DATA LISTING -
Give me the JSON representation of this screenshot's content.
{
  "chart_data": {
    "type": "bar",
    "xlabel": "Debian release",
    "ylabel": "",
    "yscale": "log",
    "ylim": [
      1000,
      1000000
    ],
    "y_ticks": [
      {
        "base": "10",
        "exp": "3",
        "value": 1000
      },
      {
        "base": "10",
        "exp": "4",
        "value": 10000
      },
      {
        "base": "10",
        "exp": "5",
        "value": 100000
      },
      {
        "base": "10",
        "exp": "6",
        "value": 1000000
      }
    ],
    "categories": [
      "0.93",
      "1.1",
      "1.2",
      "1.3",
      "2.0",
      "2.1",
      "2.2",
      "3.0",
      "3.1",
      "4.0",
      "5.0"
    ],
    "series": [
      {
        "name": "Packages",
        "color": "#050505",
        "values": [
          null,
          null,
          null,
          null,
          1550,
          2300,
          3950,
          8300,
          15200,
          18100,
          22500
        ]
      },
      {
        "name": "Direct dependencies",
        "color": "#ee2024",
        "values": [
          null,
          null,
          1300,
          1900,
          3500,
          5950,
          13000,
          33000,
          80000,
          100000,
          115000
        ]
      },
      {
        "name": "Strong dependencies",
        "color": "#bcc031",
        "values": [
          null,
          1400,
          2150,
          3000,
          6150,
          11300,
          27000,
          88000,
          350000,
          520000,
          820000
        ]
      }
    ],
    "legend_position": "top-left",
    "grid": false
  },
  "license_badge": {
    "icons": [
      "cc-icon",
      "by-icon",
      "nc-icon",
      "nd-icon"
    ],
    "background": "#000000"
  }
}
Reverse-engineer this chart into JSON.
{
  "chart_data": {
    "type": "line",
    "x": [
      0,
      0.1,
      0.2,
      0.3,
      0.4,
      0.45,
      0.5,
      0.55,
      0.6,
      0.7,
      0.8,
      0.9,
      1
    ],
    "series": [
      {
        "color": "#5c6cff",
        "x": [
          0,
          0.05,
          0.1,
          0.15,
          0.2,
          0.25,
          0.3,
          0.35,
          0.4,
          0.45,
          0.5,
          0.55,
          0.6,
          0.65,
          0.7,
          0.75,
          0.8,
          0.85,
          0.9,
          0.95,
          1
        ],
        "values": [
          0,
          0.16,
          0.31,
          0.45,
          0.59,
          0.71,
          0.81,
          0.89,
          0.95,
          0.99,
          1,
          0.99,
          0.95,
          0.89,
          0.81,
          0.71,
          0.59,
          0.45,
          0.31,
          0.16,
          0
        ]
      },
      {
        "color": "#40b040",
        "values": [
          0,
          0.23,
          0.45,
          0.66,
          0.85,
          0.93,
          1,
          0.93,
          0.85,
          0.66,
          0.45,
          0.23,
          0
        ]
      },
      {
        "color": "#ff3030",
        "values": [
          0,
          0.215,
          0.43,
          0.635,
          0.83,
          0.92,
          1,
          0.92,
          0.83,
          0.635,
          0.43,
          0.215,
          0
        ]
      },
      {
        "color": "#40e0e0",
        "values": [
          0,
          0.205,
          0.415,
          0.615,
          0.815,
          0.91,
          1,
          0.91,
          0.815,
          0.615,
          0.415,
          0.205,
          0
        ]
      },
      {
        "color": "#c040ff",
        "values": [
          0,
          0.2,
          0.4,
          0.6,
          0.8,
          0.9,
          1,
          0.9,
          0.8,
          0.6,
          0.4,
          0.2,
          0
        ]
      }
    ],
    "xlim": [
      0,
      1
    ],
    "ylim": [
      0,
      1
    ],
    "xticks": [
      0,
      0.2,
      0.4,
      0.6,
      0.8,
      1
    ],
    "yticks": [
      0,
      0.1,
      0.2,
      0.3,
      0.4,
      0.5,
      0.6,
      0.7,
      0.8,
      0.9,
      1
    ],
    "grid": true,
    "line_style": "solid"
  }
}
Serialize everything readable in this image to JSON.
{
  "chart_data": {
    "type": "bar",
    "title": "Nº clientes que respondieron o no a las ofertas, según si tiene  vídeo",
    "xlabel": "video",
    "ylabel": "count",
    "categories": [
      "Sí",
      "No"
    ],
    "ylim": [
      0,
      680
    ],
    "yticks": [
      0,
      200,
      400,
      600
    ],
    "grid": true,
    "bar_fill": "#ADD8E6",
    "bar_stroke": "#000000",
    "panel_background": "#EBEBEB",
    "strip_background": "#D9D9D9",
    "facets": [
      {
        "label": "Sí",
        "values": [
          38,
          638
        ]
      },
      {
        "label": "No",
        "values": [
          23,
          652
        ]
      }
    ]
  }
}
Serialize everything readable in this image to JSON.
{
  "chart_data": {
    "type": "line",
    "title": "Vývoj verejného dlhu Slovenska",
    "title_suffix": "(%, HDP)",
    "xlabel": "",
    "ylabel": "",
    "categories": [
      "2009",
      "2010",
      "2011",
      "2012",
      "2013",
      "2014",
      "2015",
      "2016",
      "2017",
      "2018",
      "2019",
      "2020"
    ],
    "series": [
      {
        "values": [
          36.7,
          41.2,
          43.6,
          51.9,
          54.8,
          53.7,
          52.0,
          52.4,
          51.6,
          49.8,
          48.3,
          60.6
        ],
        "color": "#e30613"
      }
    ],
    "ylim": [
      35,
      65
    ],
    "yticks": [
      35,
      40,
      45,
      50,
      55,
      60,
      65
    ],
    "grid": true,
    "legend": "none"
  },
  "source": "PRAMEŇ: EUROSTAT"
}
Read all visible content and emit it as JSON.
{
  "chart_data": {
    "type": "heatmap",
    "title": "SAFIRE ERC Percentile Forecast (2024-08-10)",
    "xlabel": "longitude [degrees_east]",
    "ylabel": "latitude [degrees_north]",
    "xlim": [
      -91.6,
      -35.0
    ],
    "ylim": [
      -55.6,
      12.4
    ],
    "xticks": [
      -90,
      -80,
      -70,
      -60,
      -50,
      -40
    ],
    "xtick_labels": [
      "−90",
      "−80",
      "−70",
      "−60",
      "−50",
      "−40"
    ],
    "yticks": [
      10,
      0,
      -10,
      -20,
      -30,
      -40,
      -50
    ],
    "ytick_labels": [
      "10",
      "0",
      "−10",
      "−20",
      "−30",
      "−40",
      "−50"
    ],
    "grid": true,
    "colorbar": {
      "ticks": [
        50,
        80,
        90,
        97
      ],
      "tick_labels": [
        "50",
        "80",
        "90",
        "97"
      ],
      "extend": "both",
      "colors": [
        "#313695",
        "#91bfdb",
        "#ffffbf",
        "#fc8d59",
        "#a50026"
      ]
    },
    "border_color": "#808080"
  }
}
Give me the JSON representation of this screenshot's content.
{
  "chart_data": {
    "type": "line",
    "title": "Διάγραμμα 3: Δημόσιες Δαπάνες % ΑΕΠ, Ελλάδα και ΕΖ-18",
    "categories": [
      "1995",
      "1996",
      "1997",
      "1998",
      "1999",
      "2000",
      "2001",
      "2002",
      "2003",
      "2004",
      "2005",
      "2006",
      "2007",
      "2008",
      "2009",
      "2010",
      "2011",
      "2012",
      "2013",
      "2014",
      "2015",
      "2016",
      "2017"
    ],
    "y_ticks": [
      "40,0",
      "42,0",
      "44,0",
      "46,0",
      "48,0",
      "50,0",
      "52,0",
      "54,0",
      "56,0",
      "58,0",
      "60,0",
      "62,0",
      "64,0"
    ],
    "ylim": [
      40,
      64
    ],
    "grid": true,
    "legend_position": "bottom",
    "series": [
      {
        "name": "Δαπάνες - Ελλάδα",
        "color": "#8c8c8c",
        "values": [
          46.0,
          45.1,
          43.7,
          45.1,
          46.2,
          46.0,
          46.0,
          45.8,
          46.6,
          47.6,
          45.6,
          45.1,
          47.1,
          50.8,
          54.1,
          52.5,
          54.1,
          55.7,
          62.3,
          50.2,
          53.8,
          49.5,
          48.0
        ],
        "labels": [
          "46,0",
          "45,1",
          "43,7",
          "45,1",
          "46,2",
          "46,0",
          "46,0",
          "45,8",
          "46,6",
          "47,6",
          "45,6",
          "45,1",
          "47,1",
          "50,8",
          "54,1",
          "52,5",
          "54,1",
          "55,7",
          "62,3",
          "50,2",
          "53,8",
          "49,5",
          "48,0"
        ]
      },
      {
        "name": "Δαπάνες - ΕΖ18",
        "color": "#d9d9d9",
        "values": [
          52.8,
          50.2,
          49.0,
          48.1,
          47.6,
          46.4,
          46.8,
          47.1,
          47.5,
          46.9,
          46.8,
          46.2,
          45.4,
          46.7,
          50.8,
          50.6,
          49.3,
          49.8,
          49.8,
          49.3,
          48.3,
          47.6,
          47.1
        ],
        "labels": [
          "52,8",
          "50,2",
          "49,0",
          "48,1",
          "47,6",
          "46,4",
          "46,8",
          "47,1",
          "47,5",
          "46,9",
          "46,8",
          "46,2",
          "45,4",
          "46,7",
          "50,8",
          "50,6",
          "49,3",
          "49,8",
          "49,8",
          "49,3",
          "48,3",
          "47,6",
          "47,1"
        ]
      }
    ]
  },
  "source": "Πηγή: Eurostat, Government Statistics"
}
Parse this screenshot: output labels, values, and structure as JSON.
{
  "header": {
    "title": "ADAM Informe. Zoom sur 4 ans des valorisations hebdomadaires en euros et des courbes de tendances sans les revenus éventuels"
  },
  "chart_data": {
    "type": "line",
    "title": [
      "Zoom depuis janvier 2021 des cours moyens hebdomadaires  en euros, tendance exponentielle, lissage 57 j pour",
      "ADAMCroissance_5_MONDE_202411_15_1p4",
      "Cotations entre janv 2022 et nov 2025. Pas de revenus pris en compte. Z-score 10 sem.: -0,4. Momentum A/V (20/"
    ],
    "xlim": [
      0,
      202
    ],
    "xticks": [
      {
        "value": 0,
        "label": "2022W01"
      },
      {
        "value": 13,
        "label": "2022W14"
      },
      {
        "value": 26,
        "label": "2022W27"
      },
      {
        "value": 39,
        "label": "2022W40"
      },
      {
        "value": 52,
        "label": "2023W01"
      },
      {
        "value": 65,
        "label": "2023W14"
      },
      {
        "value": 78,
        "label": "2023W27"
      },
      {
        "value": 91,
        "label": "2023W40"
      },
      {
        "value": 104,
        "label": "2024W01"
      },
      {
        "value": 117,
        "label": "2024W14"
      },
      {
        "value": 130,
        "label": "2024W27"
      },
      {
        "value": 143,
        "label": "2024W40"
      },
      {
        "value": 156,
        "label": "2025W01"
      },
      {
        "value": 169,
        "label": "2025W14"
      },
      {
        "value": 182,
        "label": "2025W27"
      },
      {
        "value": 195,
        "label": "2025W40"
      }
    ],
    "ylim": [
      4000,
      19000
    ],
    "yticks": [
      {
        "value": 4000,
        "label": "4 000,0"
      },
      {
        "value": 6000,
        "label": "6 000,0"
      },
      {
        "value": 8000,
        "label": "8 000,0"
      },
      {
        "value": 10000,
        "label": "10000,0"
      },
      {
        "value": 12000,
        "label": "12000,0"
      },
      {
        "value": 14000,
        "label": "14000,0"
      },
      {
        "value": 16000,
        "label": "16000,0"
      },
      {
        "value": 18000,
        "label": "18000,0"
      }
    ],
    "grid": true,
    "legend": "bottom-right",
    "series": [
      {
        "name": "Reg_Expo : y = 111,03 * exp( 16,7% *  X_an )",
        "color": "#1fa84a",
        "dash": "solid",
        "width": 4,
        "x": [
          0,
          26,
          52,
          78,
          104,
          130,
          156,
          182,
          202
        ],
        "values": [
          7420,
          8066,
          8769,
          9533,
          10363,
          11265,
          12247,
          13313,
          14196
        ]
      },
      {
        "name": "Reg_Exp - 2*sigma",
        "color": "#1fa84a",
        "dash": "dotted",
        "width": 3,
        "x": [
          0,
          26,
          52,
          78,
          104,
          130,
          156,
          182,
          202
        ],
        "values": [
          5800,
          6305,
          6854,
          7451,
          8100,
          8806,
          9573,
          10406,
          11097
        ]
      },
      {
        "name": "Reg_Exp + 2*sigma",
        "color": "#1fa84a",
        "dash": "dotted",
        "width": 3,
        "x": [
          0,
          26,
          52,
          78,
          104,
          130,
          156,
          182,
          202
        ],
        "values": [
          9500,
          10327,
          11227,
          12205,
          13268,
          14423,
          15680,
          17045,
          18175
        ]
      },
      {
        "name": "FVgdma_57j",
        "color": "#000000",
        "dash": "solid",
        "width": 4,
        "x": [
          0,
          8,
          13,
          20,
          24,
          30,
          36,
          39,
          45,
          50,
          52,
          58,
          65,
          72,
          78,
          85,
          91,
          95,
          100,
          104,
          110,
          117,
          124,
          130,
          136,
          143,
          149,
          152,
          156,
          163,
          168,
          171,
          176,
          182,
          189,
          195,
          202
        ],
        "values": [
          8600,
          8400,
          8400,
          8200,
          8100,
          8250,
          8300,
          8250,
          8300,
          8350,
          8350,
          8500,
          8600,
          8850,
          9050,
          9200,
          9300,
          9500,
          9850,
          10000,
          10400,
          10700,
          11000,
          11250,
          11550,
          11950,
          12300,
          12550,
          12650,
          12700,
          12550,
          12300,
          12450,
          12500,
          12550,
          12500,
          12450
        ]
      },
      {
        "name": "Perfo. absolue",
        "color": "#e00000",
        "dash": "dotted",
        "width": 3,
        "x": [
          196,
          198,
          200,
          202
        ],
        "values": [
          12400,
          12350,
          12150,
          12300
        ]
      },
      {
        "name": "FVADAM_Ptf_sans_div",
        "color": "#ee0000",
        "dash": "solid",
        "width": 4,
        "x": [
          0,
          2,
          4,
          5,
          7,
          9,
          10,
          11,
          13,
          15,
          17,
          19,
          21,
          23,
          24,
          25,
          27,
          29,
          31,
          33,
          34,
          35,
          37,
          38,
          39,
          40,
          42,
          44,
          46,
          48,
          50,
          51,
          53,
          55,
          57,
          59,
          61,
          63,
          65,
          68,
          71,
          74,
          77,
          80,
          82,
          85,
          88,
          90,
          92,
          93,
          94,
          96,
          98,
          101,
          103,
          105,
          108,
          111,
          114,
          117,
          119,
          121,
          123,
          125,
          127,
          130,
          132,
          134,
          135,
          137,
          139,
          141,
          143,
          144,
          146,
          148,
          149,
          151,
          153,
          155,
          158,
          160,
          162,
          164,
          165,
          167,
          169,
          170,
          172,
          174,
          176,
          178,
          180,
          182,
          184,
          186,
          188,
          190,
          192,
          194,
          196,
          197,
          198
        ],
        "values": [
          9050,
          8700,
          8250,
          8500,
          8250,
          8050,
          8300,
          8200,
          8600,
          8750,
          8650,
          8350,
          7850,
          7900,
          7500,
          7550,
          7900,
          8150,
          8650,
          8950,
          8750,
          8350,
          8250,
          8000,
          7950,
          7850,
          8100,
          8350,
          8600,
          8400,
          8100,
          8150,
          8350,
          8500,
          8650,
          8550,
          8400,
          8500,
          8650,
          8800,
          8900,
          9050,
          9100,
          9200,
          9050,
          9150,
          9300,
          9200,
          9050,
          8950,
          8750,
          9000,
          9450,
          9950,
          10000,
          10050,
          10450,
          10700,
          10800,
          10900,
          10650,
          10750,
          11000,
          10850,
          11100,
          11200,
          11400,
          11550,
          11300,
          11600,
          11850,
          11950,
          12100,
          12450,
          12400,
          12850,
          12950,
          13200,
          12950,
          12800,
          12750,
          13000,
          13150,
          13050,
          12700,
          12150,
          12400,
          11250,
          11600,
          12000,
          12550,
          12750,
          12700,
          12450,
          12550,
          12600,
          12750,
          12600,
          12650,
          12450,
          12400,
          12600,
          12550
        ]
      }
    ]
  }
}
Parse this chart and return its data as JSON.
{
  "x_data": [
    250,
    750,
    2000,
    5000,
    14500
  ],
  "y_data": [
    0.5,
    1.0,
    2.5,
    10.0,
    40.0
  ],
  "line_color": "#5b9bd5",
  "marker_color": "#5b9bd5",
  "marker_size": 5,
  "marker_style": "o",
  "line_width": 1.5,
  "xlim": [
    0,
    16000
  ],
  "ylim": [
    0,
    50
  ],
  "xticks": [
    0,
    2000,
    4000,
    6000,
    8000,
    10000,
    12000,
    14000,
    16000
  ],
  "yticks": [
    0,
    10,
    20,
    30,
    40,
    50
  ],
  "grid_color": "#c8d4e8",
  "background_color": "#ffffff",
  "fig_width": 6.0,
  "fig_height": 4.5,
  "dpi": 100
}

TASK INSTRUCTIONS - Make a list of all lines in the data that contain "ylabel".

TASK OUTPUT -
    "ylabel": "",
    "ylabel": "count",
    "ylabel": "",
    "ylabel": "latitude [degrees_north]",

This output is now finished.